*WHAT THIS TASK INVOLVES*. Can you pull out each line of the data below that includes the word "Bank"?

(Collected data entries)

***

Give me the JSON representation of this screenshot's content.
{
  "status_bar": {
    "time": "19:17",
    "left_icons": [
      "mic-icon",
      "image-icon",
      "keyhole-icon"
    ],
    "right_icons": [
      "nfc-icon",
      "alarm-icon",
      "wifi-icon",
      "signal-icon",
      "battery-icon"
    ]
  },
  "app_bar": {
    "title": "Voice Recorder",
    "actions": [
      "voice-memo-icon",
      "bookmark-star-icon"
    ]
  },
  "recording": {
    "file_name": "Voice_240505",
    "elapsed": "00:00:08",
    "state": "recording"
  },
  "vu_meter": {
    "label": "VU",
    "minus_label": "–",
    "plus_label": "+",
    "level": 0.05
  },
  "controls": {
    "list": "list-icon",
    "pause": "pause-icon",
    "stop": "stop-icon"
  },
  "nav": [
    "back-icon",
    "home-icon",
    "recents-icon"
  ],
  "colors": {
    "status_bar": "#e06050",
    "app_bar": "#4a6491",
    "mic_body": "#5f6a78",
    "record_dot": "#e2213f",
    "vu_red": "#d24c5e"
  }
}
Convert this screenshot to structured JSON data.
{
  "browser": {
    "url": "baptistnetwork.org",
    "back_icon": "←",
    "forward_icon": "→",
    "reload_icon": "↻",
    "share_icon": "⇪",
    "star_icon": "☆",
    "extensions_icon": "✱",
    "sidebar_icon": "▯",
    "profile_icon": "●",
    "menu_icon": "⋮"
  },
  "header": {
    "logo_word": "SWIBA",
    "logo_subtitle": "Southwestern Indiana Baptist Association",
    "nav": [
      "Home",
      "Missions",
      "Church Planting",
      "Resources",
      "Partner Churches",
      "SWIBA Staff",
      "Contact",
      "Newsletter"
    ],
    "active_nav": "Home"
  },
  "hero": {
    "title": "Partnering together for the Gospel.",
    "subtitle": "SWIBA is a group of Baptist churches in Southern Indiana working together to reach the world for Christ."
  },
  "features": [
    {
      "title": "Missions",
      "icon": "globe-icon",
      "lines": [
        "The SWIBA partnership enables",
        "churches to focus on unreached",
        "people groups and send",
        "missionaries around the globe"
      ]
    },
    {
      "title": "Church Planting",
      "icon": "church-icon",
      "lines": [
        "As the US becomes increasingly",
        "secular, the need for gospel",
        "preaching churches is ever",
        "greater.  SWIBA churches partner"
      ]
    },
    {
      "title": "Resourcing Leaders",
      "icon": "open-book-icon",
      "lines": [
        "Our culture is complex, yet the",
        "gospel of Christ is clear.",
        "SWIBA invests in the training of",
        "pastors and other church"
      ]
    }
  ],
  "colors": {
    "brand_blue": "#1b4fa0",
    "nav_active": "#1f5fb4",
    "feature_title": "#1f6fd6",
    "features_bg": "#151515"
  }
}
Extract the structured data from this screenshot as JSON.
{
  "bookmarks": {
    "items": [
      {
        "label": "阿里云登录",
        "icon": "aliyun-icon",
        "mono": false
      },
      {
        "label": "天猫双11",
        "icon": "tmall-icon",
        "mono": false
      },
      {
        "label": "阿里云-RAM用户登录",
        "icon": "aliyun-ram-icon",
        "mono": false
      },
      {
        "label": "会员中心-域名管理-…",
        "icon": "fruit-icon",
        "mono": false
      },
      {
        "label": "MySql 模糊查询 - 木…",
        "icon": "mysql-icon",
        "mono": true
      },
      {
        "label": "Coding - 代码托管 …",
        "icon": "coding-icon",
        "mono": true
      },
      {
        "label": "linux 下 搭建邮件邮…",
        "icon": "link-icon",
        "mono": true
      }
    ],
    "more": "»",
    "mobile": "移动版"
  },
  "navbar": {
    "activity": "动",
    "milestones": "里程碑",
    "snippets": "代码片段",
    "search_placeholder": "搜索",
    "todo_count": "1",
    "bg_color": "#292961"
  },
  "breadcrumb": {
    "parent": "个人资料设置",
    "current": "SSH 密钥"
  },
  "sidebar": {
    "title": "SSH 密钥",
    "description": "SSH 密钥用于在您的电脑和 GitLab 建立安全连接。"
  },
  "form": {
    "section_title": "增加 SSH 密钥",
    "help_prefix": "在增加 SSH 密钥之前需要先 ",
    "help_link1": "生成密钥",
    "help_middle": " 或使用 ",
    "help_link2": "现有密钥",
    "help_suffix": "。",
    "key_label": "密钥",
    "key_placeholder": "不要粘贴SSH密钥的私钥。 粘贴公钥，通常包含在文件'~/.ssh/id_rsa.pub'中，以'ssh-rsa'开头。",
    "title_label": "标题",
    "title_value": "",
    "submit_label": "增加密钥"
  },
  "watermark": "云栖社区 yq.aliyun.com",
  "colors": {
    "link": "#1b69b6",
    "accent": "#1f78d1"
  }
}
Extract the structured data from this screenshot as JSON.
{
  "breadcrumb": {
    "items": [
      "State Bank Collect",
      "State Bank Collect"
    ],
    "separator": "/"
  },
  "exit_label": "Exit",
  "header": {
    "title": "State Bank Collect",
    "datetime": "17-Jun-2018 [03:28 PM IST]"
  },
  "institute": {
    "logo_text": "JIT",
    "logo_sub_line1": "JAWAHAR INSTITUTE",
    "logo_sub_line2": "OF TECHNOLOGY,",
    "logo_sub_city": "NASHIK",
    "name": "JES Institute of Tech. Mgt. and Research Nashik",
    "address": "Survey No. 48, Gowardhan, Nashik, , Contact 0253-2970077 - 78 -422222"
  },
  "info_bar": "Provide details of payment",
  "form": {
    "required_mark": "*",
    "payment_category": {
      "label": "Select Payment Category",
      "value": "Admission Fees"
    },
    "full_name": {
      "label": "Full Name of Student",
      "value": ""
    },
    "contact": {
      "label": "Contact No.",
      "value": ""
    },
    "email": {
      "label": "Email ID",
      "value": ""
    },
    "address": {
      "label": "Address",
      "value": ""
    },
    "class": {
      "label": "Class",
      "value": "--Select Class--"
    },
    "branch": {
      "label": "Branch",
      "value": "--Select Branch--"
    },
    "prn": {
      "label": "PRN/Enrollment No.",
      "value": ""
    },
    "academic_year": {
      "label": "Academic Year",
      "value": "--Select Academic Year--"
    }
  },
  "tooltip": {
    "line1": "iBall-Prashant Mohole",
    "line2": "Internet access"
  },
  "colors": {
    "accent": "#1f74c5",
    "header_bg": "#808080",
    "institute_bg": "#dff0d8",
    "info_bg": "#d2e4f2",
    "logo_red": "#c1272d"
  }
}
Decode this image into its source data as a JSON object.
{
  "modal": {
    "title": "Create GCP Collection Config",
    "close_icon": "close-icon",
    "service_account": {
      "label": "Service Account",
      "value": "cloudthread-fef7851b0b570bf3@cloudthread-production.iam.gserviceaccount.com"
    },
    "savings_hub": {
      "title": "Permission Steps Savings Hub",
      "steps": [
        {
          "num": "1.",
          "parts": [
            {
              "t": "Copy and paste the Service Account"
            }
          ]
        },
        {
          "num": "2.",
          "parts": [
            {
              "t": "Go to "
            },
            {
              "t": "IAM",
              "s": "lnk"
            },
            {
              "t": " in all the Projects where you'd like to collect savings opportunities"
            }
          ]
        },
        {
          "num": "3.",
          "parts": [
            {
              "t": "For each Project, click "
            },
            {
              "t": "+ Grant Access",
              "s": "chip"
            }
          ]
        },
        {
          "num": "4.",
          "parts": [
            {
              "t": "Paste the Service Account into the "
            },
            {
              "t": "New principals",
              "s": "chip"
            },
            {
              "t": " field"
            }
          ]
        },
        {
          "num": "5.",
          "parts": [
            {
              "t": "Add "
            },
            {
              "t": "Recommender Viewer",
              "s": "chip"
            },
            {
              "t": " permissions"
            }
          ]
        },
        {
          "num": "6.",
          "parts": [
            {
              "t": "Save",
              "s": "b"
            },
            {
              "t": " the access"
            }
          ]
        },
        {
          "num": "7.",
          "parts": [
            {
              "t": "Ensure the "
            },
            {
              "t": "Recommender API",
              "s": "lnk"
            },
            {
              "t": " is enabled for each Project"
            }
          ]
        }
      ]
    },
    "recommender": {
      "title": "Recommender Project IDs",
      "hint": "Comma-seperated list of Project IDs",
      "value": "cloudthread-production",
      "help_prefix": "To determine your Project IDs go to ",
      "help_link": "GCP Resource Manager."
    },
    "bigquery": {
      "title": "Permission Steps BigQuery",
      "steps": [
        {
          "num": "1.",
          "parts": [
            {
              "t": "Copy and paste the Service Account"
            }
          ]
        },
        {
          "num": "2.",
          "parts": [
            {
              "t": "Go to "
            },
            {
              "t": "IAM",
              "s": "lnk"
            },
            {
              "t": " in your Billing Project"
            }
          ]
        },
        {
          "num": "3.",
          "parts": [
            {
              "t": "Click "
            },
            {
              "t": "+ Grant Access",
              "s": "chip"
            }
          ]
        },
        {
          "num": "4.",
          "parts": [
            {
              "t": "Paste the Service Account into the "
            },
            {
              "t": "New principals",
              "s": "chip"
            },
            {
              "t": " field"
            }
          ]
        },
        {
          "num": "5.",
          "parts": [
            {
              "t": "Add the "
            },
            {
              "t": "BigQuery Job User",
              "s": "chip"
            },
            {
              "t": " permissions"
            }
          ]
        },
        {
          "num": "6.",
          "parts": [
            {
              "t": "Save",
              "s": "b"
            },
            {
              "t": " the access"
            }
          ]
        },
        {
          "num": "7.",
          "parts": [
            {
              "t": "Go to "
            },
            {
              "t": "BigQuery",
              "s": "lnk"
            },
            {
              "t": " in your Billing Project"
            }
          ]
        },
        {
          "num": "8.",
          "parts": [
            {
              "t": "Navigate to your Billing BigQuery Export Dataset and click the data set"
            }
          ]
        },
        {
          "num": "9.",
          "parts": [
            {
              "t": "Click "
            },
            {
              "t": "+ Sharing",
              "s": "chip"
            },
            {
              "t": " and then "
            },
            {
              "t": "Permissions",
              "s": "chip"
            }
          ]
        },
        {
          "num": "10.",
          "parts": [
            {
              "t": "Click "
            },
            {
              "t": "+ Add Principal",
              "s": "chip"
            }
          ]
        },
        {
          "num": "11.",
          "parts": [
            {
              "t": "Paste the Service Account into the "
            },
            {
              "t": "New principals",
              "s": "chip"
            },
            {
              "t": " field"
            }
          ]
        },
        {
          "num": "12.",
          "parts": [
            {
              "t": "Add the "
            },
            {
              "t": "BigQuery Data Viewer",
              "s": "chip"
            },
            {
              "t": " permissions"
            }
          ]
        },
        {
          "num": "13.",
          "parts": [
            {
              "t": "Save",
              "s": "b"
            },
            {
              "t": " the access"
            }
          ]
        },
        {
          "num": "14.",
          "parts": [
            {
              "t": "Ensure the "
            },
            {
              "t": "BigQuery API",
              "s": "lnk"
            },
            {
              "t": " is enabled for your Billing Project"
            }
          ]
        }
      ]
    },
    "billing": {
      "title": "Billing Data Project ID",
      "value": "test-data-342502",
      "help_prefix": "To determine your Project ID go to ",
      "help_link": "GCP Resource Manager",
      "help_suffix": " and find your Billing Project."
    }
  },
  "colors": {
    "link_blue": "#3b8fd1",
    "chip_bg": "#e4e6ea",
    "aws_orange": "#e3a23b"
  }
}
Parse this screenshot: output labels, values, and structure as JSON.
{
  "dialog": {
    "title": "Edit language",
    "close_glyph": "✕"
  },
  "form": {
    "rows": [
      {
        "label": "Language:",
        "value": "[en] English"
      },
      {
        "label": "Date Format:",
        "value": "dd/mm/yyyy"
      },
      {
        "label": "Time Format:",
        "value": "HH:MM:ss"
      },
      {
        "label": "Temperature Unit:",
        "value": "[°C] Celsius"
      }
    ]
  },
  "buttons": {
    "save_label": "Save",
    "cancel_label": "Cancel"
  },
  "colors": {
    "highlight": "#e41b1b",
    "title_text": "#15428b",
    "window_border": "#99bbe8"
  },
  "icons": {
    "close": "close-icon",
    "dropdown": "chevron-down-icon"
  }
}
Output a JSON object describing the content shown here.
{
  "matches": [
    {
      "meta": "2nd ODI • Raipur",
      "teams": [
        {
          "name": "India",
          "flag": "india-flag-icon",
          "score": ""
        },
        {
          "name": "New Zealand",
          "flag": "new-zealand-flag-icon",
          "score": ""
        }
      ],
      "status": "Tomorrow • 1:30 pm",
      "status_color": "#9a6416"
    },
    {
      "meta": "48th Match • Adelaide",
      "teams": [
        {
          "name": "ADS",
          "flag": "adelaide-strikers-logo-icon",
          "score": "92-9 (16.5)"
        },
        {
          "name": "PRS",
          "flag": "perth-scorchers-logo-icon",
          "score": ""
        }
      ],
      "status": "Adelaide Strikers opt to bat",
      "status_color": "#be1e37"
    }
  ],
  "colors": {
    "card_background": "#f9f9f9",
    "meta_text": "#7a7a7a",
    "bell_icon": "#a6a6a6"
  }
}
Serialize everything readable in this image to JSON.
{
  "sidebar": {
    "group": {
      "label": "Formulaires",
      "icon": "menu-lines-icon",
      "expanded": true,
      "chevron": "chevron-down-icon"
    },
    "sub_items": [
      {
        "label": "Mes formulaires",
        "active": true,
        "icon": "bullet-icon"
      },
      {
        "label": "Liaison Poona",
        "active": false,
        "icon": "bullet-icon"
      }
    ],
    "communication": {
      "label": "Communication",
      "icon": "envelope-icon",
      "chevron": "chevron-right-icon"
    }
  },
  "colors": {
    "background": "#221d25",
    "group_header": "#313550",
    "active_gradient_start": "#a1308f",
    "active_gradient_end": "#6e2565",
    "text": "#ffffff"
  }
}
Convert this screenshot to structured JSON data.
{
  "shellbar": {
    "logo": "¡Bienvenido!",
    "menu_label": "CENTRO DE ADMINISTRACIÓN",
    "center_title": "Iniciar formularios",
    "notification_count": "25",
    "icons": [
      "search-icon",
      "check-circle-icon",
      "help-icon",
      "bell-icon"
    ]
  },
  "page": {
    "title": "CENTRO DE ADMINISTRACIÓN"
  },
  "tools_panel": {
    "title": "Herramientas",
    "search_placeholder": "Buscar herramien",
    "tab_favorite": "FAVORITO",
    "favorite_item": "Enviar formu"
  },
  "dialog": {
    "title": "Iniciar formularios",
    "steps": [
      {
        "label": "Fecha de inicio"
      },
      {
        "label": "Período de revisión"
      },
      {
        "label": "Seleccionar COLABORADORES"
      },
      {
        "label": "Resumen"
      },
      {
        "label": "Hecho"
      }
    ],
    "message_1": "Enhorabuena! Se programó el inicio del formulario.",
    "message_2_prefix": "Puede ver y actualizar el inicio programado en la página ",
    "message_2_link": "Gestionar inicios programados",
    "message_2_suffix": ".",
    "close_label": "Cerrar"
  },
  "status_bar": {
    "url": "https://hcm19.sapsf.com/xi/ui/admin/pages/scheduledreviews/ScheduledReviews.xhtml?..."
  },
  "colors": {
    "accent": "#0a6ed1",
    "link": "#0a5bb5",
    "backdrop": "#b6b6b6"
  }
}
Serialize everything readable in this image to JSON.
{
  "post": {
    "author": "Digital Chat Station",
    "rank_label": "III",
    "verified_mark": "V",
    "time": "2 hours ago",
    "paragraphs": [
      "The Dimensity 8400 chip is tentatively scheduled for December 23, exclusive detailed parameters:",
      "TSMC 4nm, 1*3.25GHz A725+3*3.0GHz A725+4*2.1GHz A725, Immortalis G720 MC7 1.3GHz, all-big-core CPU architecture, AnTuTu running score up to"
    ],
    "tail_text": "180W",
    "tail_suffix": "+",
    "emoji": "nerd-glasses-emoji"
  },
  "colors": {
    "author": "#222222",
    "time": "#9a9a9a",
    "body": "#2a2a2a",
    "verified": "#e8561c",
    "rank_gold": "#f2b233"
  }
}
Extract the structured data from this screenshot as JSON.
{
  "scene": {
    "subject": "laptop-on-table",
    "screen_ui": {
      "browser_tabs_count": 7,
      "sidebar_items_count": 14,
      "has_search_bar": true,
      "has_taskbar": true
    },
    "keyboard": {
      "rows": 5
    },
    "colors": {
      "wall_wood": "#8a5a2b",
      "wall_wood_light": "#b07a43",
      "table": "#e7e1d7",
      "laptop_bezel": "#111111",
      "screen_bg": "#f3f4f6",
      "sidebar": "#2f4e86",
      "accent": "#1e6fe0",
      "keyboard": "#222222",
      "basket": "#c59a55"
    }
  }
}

***

*COMPLETE ANSWER*.
      "State Bank Collect",
      "State Bank Collect"
    "title": "State Bank Collect",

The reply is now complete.